_Goal of the exercise_
Gather every line that includes the word "Population", please.

_Available data_

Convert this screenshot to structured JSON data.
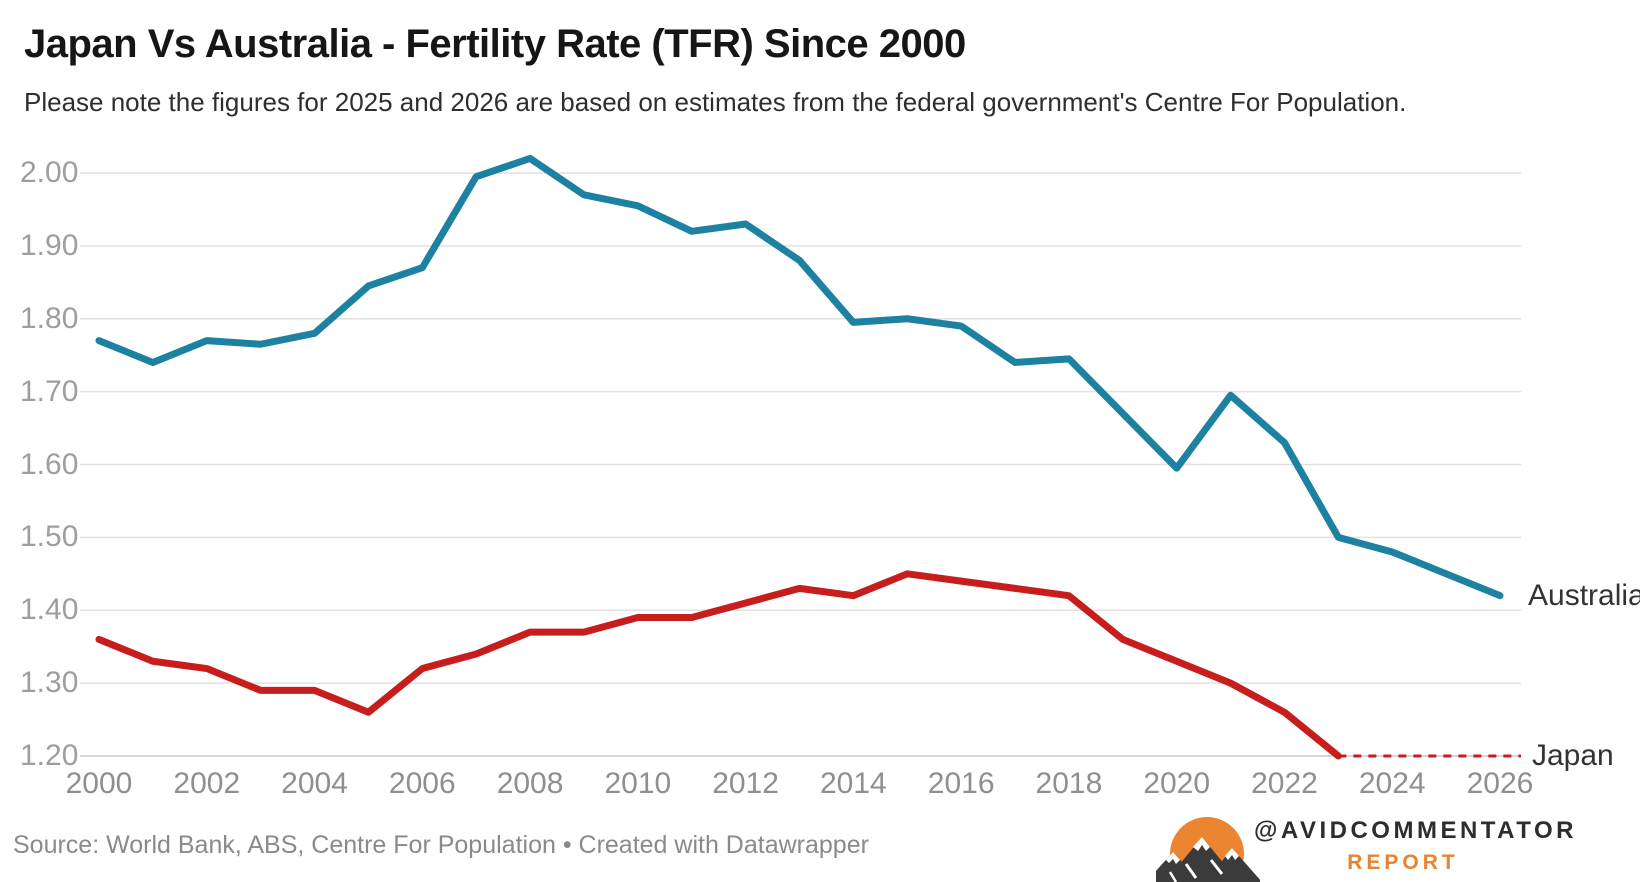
{
  "header": {
    "title": "Japan Vs Australia - Fertility Rate (TFR) Since 2000",
    "subtitle": "Please note the figures for 2025 and 2026 are based on estimates from the federal government's Centre For Population."
  },
  "chart_data": {
    "type": "line",
    "x": [
      2000,
      2001,
      2002,
      2003,
      2004,
      2005,
      2006,
      2007,
      2008,
      2009,
      2010,
      2011,
      2012,
      2013,
      2014,
      2015,
      2016,
      2017,
      2018,
      2019,
      2020,
      2021,
      2022,
      2023,
      2024,
      2025,
      2026
    ],
    "series": [
      {
        "name": "Australia",
        "color": "#1d81a2",
        "values": [
          1.77,
          1.74,
          1.77,
          1.765,
          1.78,
          1.845,
          1.87,
          1.995,
          2.02,
          1.97,
          1.955,
          1.92,
          1.93,
          1.88,
          1.795,
          1.8,
          1.79,
          1.74,
          1.745,
          1.67,
          1.595,
          1.695,
          1.63,
          1.5,
          1.48,
          1.45,
          1.42
        ]
      },
      {
        "name": "Japan",
        "color": "#c71e1d",
        "values": [
          1.36,
          1.33,
          1.32,
          1.29,
          1.29,
          1.26,
          1.32,
          1.34,
          1.37,
          1.37,
          1.39,
          1.39,
          1.41,
          1.43,
          1.42,
          1.45,
          1.44,
          1.43,
          1.42,
          1.36,
          1.33,
          1.3,
          1.26,
          1.2
        ],
        "dotted_extension": {
          "from_year": 2023,
          "value": 1.2,
          "note": "flat dashed projection to right edge"
        }
      }
    ],
    "ylim": [
      1.2,
      2.0
    ],
    "yticks": [
      "2.00",
      "1.90",
      "1.80",
      "1.70",
      "1.60",
      "1.50",
      "1.40",
      "1.30",
      "1.20"
    ],
    "xticks": [
      2000,
      2002,
      2004,
      2006,
      2008,
      2010,
      2012,
      2014,
      2016,
      2018,
      2020,
      2022,
      2024,
      2026
    ],
    "grid": true,
    "legend_position": "line-end-labels",
    "colors": {
      "grid": "#e2e2e2",
      "baseline": "#c9c9c9"
    }
  },
  "footer": {
    "source": "Source: World Bank, ABS, Centre For Population • Created with Datawrapper"
  },
  "branding": {
    "handle": "@AVIDCOMMENTATOR",
    "sub_label": "REPORT",
    "accent": "#e8832f",
    "logo": "sun-mountains-icon"
  }
}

_Result of this exercise_
    "subtitle": "Please note the figures for 2025 and 2026 are based on estimates from the federal government's Centre For Population."
    "source": "Source: World Bank, ABS, Centre For Population • Created with Datawrapper"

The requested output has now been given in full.